# THE PROBLEM:
Give back, exactly as it appears, the run of lines opening with the one containing "Give me the JSON representation of this screenshot's content." and closing with the one containing "Give me the JSON representation of this screenshot's text". Nothing outside that run should appear.

# ENTRIES:

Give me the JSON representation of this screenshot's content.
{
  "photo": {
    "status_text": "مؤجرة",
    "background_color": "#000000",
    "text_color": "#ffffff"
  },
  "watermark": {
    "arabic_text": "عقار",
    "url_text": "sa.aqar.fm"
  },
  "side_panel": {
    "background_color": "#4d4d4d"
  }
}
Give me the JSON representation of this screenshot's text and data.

==

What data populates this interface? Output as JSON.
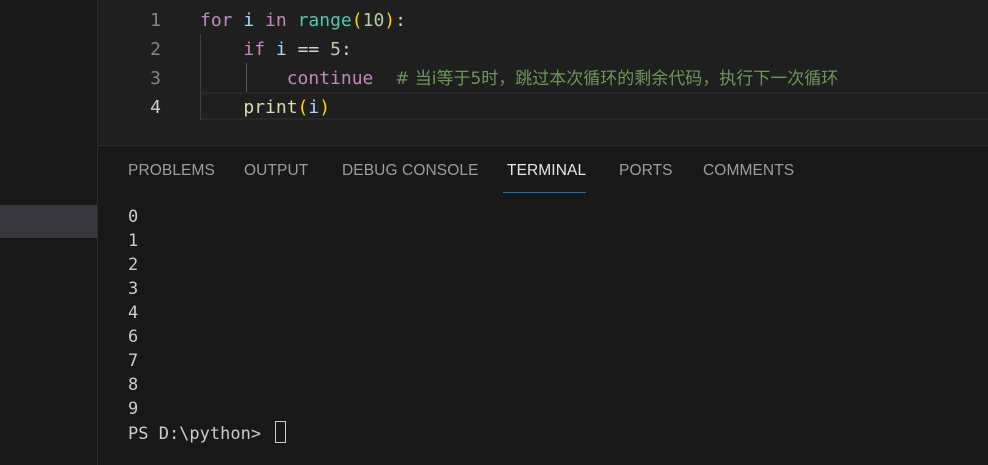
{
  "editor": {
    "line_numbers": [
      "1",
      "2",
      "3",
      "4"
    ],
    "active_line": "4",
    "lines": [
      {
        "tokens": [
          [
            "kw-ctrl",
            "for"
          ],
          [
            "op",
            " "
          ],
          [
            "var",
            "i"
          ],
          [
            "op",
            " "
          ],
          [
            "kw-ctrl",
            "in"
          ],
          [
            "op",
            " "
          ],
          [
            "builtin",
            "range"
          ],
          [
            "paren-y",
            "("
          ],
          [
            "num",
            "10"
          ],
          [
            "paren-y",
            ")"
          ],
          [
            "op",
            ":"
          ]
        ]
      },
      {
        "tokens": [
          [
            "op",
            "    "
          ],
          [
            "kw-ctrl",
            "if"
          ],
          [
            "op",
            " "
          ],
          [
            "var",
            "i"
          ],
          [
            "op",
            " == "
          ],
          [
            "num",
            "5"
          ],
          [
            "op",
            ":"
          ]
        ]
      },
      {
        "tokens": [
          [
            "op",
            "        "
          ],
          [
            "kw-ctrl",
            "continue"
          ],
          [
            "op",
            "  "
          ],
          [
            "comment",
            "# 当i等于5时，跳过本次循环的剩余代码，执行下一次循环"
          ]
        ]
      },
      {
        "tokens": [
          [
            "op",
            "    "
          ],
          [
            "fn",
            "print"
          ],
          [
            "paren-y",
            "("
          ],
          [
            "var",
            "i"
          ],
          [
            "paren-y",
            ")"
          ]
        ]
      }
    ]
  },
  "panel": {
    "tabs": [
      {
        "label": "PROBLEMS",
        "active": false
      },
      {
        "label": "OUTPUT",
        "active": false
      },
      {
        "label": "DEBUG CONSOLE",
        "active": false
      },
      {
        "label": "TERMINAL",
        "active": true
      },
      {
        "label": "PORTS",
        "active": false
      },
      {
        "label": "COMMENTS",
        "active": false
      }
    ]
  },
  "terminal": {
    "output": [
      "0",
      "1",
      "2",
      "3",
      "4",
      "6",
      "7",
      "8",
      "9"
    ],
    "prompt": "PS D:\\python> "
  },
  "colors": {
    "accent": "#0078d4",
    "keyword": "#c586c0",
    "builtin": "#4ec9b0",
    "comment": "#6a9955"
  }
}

--

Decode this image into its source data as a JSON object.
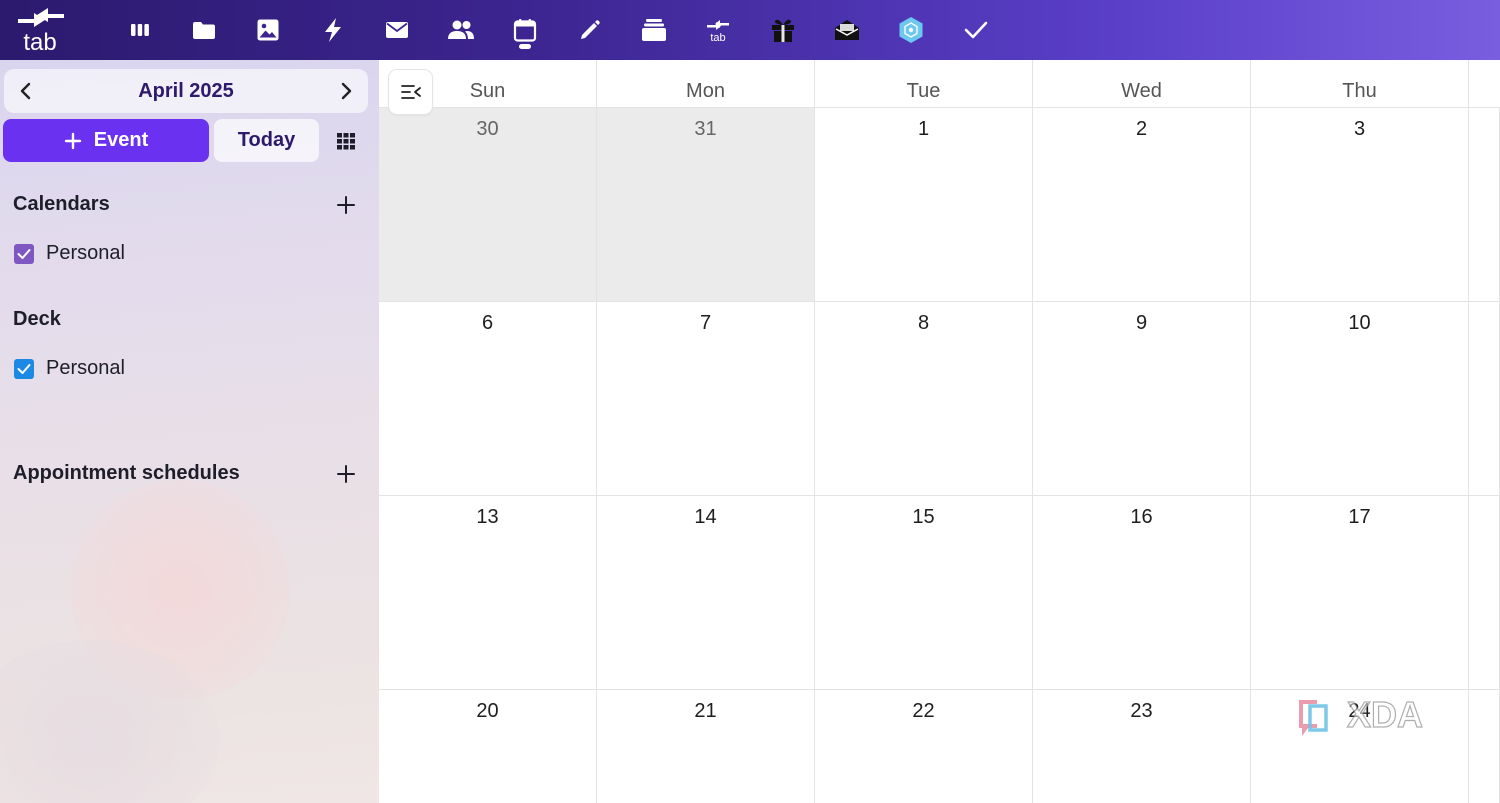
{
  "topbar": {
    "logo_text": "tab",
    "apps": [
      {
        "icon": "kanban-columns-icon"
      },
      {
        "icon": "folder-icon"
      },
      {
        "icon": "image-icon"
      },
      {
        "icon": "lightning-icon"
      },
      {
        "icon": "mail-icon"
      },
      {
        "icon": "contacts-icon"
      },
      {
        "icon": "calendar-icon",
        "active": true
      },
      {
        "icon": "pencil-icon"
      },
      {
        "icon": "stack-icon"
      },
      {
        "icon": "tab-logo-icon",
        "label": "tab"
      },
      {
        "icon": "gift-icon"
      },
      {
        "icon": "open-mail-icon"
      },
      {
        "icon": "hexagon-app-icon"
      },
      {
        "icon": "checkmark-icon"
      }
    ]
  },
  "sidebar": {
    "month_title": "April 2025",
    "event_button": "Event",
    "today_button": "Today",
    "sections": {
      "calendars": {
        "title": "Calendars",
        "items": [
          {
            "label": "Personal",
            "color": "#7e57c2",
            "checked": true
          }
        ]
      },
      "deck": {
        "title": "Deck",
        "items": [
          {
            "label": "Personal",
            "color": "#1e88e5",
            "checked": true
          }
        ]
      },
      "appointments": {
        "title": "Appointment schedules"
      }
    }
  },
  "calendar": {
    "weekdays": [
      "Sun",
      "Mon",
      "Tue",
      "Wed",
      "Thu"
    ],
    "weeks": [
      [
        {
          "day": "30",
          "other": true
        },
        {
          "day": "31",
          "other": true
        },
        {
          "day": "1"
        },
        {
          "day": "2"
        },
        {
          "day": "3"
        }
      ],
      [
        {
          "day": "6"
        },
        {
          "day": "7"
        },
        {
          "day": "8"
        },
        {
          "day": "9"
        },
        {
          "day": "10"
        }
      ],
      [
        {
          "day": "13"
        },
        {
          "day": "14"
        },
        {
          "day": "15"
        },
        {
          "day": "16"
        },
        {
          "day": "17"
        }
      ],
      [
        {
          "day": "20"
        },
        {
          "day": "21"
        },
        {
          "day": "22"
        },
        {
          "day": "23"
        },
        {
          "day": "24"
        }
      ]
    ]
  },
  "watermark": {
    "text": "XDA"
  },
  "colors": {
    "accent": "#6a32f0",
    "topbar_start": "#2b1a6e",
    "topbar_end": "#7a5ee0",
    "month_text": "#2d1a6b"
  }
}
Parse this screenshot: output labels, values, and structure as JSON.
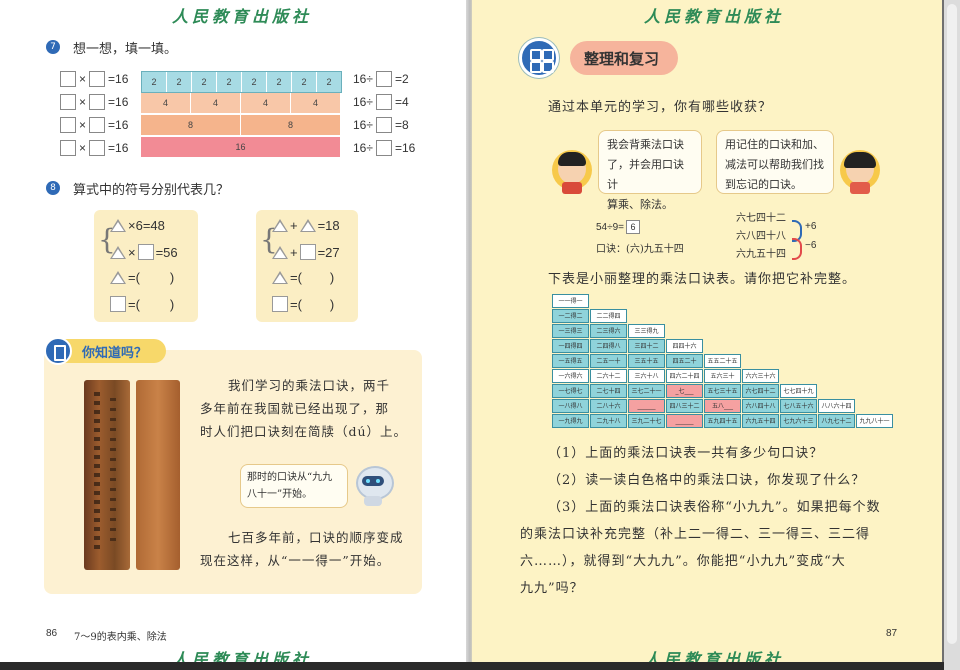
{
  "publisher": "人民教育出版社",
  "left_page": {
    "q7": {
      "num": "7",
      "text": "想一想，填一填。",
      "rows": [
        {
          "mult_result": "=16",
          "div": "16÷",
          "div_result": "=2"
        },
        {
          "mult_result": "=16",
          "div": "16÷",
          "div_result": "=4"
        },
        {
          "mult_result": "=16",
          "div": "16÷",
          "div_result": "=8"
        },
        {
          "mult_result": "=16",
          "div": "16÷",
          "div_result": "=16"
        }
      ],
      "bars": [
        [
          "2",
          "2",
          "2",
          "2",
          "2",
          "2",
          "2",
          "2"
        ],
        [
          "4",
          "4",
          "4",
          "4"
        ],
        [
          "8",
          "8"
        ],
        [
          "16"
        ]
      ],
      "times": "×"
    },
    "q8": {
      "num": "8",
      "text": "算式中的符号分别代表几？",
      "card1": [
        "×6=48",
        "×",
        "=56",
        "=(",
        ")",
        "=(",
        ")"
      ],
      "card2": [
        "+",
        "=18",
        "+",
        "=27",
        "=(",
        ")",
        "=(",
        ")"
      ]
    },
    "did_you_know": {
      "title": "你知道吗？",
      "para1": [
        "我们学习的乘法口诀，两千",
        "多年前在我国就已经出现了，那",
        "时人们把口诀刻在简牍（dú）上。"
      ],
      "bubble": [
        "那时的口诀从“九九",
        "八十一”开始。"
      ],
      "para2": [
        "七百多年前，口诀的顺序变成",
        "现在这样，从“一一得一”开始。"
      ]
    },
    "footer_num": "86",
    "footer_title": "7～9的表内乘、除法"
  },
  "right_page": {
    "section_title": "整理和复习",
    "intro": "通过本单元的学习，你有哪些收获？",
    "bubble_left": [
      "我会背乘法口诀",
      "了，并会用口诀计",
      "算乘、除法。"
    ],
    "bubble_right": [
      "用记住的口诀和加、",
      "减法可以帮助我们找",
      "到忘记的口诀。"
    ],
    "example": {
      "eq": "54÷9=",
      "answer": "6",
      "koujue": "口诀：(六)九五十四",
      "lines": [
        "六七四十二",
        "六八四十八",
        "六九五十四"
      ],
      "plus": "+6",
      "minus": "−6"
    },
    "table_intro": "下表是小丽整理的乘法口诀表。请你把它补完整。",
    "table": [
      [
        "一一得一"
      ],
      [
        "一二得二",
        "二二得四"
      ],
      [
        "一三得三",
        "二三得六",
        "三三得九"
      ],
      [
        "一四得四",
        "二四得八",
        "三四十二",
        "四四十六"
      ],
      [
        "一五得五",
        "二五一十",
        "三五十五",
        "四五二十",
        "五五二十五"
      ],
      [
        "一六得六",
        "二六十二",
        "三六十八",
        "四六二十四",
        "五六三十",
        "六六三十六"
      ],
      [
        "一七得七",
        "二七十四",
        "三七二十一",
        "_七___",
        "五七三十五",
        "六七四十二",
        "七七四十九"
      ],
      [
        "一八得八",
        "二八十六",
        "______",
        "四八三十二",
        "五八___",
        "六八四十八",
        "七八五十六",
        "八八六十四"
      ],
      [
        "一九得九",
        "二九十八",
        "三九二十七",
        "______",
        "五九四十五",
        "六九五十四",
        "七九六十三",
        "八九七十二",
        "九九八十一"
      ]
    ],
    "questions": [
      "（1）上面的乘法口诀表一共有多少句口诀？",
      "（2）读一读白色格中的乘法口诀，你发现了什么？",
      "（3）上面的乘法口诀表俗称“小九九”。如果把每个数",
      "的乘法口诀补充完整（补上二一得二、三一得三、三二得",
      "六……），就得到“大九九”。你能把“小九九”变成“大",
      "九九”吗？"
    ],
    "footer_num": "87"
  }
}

# RESPONSE FOR THIS EXERCISE:
Give me the JSON representation of this screenshot's content.
{
  "photo": {
    "status_text": "مؤجرة",
    "background_color": "#000000",
    "text_color": "#ffffff"
  },
  "watermark": {
    "arabic_text": "عقار",
    "url_text": "sa.aqar.fm"
  },
  "side_panel": {
    "background_color": "#4d4d4d"
  }
}
Give me the JSON representation of this screenshot's text and data.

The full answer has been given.